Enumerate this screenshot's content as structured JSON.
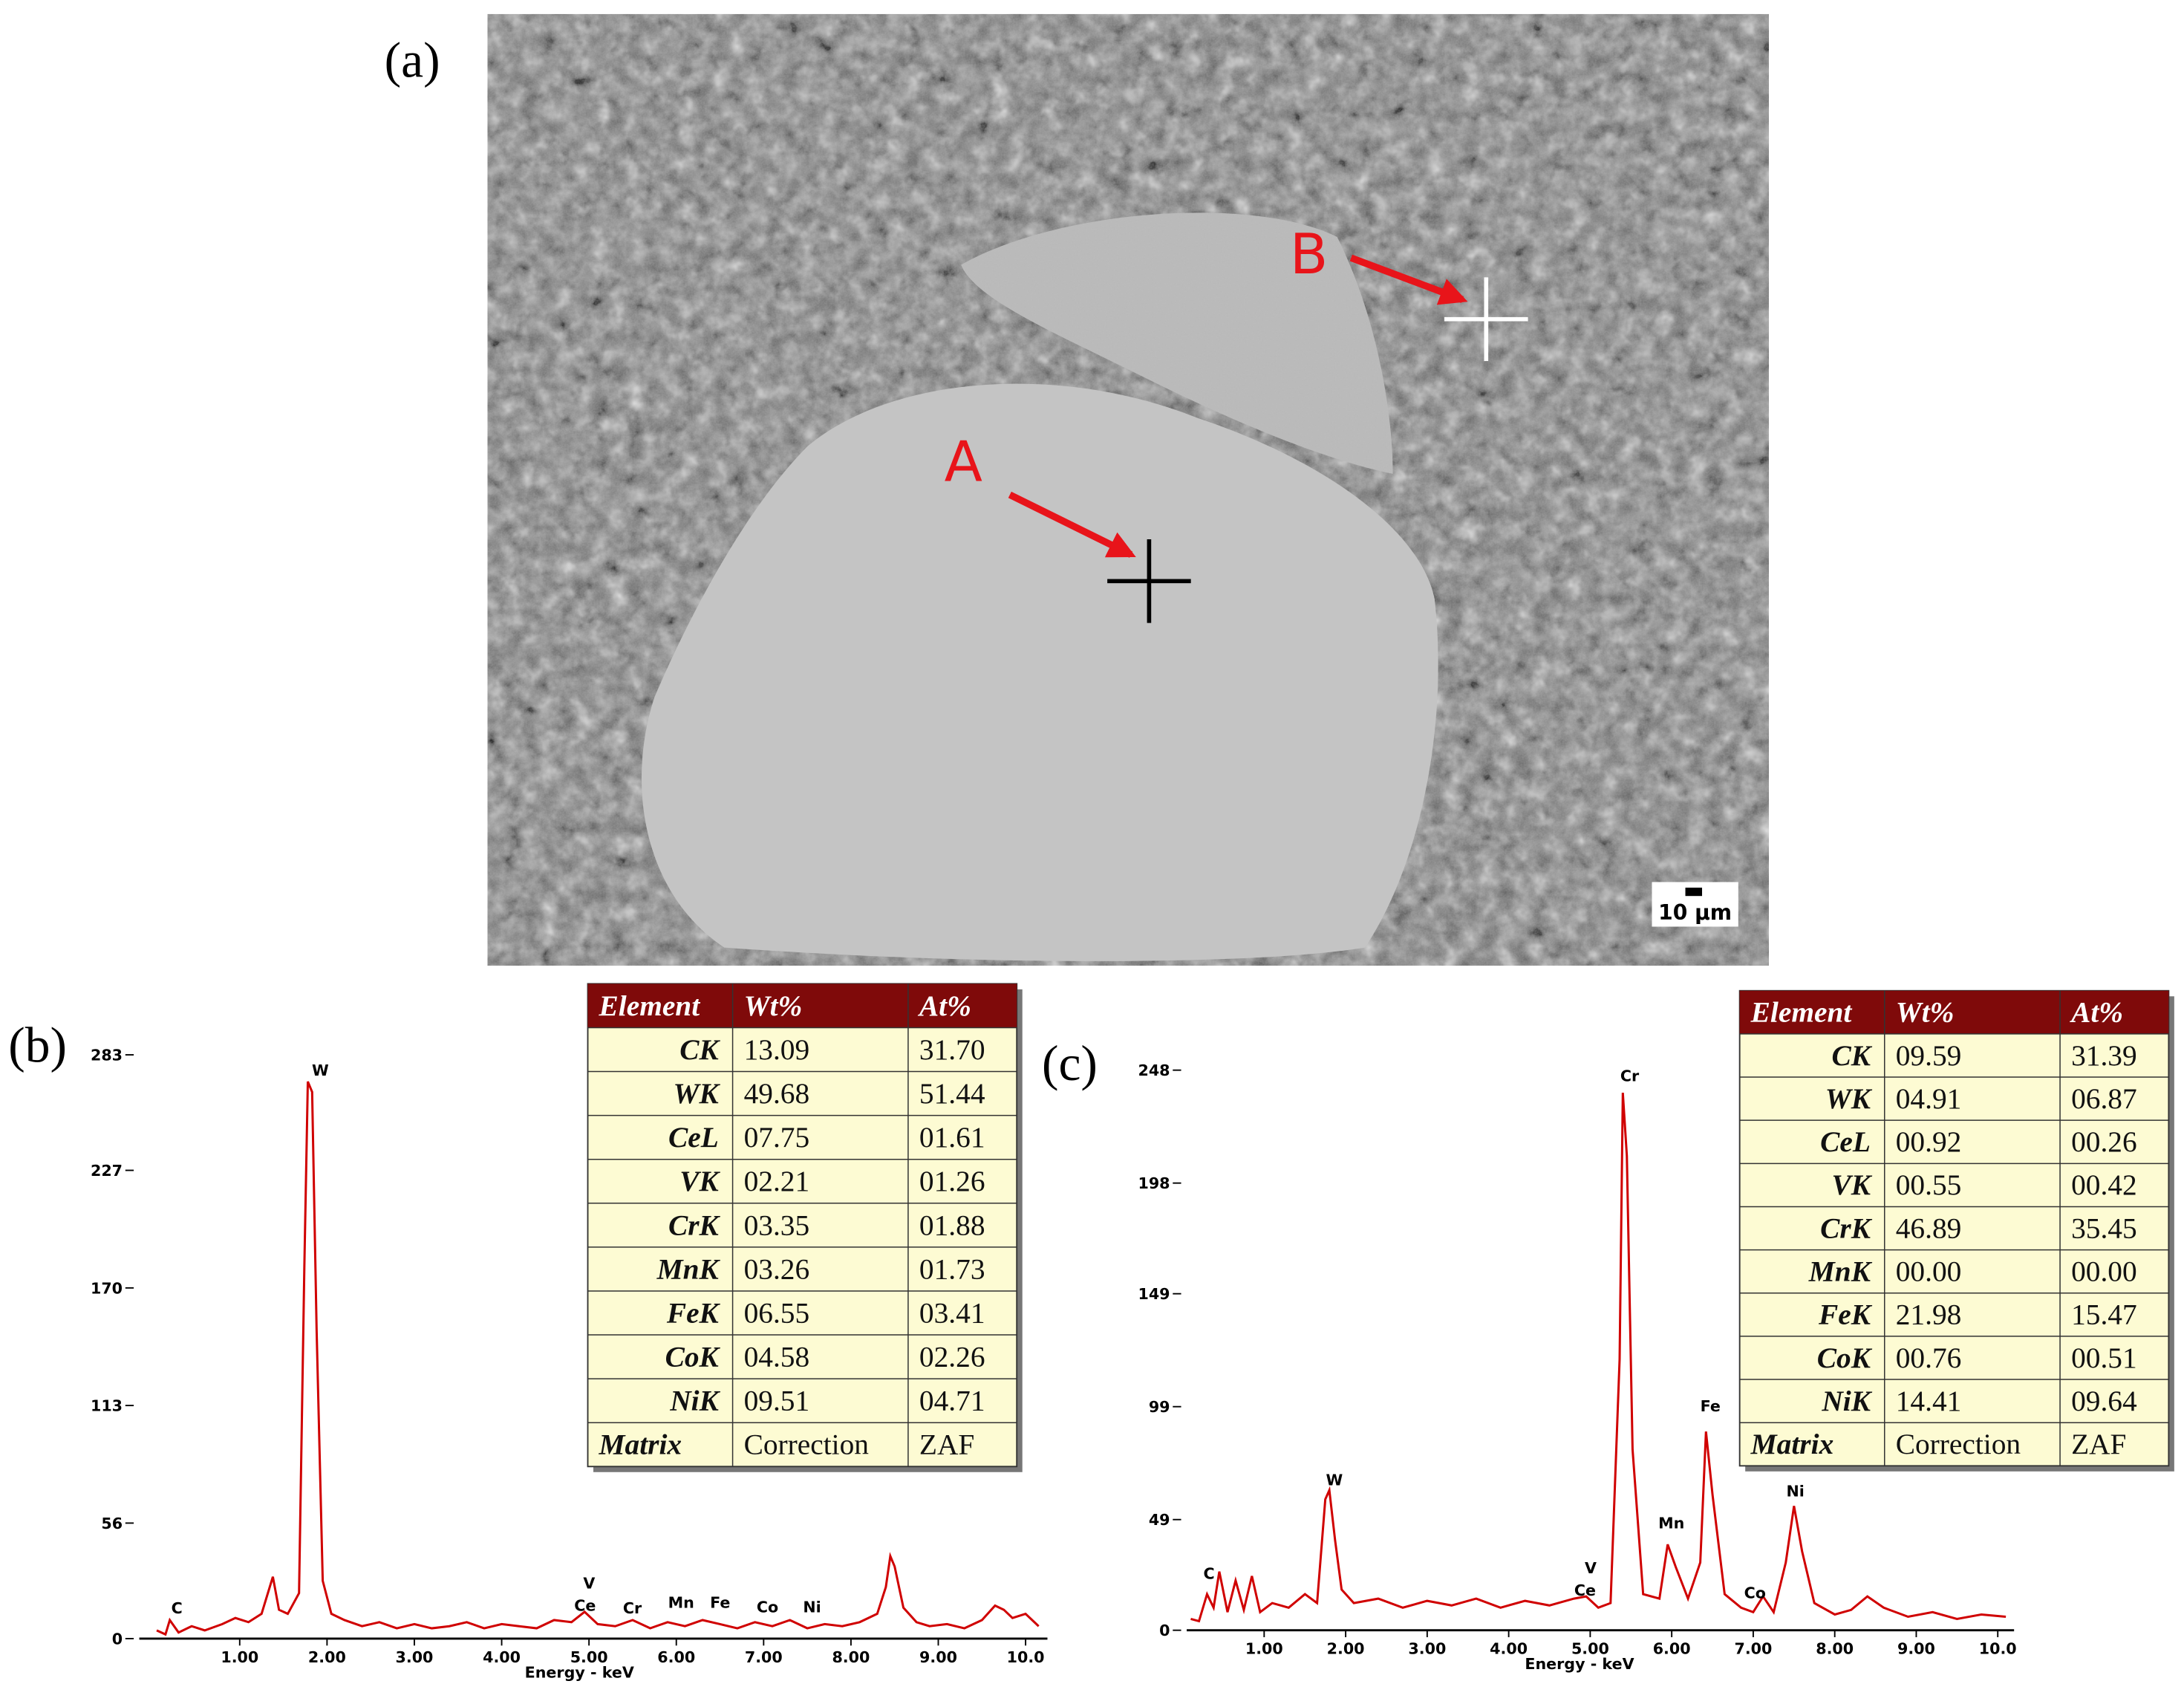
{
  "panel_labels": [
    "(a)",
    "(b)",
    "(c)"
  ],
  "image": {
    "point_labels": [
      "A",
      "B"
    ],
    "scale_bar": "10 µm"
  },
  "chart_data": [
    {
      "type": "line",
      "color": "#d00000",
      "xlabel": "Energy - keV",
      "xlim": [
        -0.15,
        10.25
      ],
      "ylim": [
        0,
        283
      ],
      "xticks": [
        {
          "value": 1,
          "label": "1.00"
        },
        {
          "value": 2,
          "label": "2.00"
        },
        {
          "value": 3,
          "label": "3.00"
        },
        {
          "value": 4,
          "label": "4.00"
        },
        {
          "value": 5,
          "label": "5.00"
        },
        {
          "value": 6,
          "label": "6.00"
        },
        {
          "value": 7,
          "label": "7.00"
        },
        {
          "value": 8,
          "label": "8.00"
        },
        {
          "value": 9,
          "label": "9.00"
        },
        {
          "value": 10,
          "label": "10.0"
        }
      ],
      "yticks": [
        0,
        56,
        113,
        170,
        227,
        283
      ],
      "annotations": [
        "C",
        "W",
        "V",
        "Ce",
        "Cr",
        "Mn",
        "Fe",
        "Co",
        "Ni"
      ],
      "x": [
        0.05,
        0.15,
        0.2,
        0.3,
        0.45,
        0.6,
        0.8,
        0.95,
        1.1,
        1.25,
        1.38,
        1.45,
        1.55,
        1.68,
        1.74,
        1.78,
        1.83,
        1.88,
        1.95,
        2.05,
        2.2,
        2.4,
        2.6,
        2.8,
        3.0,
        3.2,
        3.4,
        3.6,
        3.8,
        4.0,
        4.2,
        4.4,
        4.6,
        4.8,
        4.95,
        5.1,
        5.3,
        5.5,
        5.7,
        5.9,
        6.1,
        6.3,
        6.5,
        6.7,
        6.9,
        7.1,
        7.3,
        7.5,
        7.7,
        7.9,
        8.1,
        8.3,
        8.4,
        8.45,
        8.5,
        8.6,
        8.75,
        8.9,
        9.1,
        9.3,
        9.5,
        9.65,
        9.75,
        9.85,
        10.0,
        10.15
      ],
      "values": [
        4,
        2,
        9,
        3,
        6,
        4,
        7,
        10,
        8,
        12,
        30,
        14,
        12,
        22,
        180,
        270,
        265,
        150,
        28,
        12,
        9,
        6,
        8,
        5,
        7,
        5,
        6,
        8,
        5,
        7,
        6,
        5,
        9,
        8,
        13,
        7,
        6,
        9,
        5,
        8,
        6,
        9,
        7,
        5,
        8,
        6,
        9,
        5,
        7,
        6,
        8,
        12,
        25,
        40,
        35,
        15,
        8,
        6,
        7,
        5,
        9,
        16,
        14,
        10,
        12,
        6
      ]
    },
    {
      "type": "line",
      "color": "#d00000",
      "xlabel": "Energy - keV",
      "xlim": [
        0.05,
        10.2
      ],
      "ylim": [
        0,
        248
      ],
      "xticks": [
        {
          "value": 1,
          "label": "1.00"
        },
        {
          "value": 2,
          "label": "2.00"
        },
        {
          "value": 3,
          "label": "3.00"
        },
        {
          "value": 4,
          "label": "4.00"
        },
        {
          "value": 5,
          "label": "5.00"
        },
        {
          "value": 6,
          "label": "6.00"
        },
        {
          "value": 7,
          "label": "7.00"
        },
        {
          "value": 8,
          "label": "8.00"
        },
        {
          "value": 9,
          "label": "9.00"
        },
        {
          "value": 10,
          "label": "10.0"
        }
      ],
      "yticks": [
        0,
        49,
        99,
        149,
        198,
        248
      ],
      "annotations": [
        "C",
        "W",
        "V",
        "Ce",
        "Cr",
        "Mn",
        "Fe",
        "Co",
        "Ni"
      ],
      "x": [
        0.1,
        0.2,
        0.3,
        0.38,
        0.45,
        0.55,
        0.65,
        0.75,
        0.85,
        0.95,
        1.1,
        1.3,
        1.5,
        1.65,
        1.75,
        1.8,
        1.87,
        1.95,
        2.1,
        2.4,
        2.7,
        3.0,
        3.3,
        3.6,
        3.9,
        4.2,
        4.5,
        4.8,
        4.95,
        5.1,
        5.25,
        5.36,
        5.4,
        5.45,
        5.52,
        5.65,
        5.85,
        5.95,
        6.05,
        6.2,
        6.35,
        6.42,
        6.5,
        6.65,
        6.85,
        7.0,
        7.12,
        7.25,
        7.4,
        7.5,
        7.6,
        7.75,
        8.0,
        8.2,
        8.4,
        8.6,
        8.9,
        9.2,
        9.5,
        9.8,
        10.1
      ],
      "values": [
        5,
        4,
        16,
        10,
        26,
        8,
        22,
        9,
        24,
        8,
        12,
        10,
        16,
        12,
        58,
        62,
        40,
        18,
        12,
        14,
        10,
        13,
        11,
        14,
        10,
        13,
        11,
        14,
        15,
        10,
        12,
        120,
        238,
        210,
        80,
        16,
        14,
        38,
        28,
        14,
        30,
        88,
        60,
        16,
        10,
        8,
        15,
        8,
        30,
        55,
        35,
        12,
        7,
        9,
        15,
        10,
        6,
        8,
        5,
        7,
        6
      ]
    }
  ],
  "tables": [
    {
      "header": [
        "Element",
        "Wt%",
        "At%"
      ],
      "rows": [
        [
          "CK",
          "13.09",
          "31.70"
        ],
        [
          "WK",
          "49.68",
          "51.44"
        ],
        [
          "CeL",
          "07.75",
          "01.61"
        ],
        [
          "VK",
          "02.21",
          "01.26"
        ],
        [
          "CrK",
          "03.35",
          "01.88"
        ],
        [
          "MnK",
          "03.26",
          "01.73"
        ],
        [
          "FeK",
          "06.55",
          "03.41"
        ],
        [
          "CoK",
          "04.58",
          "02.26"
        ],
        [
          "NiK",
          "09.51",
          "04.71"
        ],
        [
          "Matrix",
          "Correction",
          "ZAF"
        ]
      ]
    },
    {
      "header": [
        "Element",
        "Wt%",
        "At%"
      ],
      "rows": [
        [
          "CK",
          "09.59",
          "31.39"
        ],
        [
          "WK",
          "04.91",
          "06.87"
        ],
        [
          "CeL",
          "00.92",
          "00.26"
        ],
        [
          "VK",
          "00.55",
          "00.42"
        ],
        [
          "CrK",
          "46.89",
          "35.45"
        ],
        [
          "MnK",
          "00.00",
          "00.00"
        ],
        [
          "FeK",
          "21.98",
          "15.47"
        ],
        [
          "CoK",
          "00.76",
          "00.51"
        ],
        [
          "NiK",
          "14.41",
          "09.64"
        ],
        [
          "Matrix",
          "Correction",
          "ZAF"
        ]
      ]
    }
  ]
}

※

TASK DETAILS: All records must be output exactly as they are, except for the pictures, which are left out.

SOLUTION TO THIS TASK:
Enumerate this screenshot's content as structured JSON.
{
  "panel_labels": [
    "(a)",
    "(b)",
    "(c)"
  ],
  "image": {
    "point_labels": [
      "A",
      "B"
    ],
    "scale_bar": "10 µm"
  },
  "chart_data": [
    {
      "type": "line",
      "color": "#d00000",
      "xlabel": "Energy - keV",
      "xlim": [
        -0.15,
        10.25
      ],
      "ylim": [
        0,
        283
      ],
      "xticks": [
        {
          "value": 1,
          "label": "1.00"
        },
        {
          "value": 2,
          "label": "2.00"
        },
        {
          "value": 3,
          "label": "3.00"
        },
        {
          "value": 4,
          "label": "4.00"
        },
        {
          "value": 5,
          "label": "5.00"
        },
        {
          "value": 6,
          "label": "6.00"
        },
        {
          "value": 7,
          "label": "7.00"
        },
        {
          "value": 8,
          "label": "8.00"
        },
        {
          "value": 9,
          "label": "9.00"
        },
        {
          "value": 10,
          "label": "10.0"
        }
      ],
      "yticks": [
        0,
        56,
        113,
        170,
        227,
        283
      ],
      "annotations": [
        "C",
        "W",
        "V",
        "Ce",
        "Cr",
        "Mn",
        "Fe",
        "Co",
        "Ni"
      ],
      "x": [
        0.05,
        0.15,
        0.2,
        0.3,
        0.45,
        0.6,
        0.8,
        0.95,
        1.1,
        1.25,
        1.38,
        1.45,
        1.55,
        1.68,
        1.74,
        1.78,
        1.83,
        1.88,
        1.95,
        2.05,
        2.2,
        2.4,
        2.6,
        2.8,
        3.0,
        3.2,
        3.4,
        3.6,
        3.8,
        4.0,
        4.2,
        4.4,
        4.6,
        4.8,
        4.95,
        5.1,
        5.3,
        5.5,
        5.7,
        5.9,
        6.1,
        6.3,
        6.5,
        6.7,
        6.9,
        7.1,
        7.3,
        7.5,
        7.7,
        7.9,
        8.1,
        8.3,
        8.4,
        8.45,
        8.5,
        8.6,
        8.75,
        8.9,
        9.1,
        9.3,
        9.5,
        9.65,
        9.75,
        9.85,
        10.0,
        10.15
      ],
      "values": [
        4,
        2,
        9,
        3,
        6,
        4,
        7,
        10,
        8,
        12,
        30,
        14,
        12,
        22,
        180,
        270,
        265,
        150,
        28,
        12,
        9,
        6,
        8,
        5,
        7,
        5,
        6,
        8,
        5,
        7,
        6,
        5,
        9,
        8,
        13,
        7,
        6,
        9,
        5,
        8,
        6,
        9,
        7,
        5,
        8,
        6,
        9,
        5,
        7,
        6,
        8,
        12,
        25,
        40,
        35,
        15,
        8,
        6,
        7,
        5,
        9,
        16,
        14,
        10,
        12,
        6
      ]
    },
    {
      "type": "line",
      "color": "#d00000",
      "xlabel": "Energy - keV",
      "xlim": [
        0.05,
        10.2
      ],
      "ylim": [
        0,
        248
      ],
      "xticks": [
        {
          "value": 1,
          "label": "1.00"
        },
        {
          "value": 2,
          "label": "2.00"
        },
        {
          "value": 3,
          "label": "3.00"
        },
        {
          "value": 4,
          "label": "4.00"
        },
        {
          "value": 5,
          "label": "5.00"
        },
        {
          "value": 6,
          "label": "6.00"
        },
        {
          "value": 7,
          "label": "7.00"
        },
        {
          "value": 8,
          "label": "8.00"
        },
        {
          "value": 9,
          "label": "9.00"
        },
        {
          "value": 10,
          "label": "10.0"
        }
      ],
      "yticks": [
        0,
        49,
        99,
        149,
        198,
        248
      ],
      "annotations": [
        "C",
        "W",
        "V",
        "Ce",
        "Cr",
        "Mn",
        "Fe",
        "Co",
        "Ni"
      ],
      "x": [
        0.1,
        0.2,
        0.3,
        0.38,
        0.45,
        0.55,
        0.65,
        0.75,
        0.85,
        0.95,
        1.1,
        1.3,
        1.5,
        1.65,
        1.75,
        1.8,
        1.87,
        1.95,
        2.1,
        2.4,
        2.7,
        3.0,
        3.3,
        3.6,
        3.9,
        4.2,
        4.5,
        4.8,
        4.95,
        5.1,
        5.25,
        5.36,
        5.4,
        5.45,
        5.52,
        5.65,
        5.85,
        5.95,
        6.05,
        6.2,
        6.35,
        6.42,
        6.5,
        6.65,
        6.85,
        7.0,
        7.12,
        7.25,
        7.4,
        7.5,
        7.6,
        7.75,
        8.0,
        8.2,
        8.4,
        8.6,
        8.9,
        9.2,
        9.5,
        9.8,
        10.1
      ],
      "values": [
        5,
        4,
        16,
        10,
        26,
        8,
        22,
        9,
        24,
        8,
        12,
        10,
        16,
        12,
        58,
        62,
        40,
        18,
        12,
        14,
        10,
        13,
        11,
        14,
        10,
        13,
        11,
        14,
        15,
        10,
        12,
        120,
        238,
        210,
        80,
        16,
        14,
        38,
        28,
        14,
        30,
        88,
        60,
        16,
        10,
        8,
        15,
        8,
        30,
        55,
        35,
        12,
        7,
        9,
        15,
        10,
        6,
        8,
        5,
        7,
        6
      ]
    }
  ],
  "tables": [
    {
      "header": [
        "Element",
        "Wt%",
        "At%"
      ],
      "rows": [
        [
          "CK",
          "13.09",
          "31.70"
        ],
        [
          "WK",
          "49.68",
          "51.44"
        ],
        [
          "CeL",
          "07.75",
          "01.61"
        ],
        [
          "VK",
          "02.21",
          "01.26"
        ],
        [
          "CrK",
          "03.35",
          "01.88"
        ],
        [
          "MnK",
          "03.26",
          "01.73"
        ],
        [
          "FeK",
          "06.55",
          "03.41"
        ],
        [
          "CoK",
          "04.58",
          "02.26"
        ],
        [
          "NiK",
          "09.51",
          "04.71"
        ],
        [
          "Matrix",
          "Correction",
          "ZAF"
        ]
      ]
    },
    {
      "header": [
        "Element",
        "Wt%",
        "At%"
      ],
      "rows": [
        [
          "CK",
          "09.59",
          "31.39"
        ],
        [
          "WK",
          "04.91",
          "06.87"
        ],
        [
          "CeL",
          "00.92",
          "00.26"
        ],
        [
          "VK",
          "00.55",
          "00.42"
        ],
        [
          "CrK",
          "46.89",
          "35.45"
        ],
        [
          "MnK",
          "00.00",
          "00.00"
        ],
        [
          "FeK",
          "21.98",
          "15.47"
        ],
        [
          "CoK",
          "00.76",
          "00.51"
        ],
        [
          "NiK",
          "14.41",
          "09.64"
        ],
        [
          "Matrix",
          "Correction",
          "ZAF"
        ]
      ]
    }
  ]
}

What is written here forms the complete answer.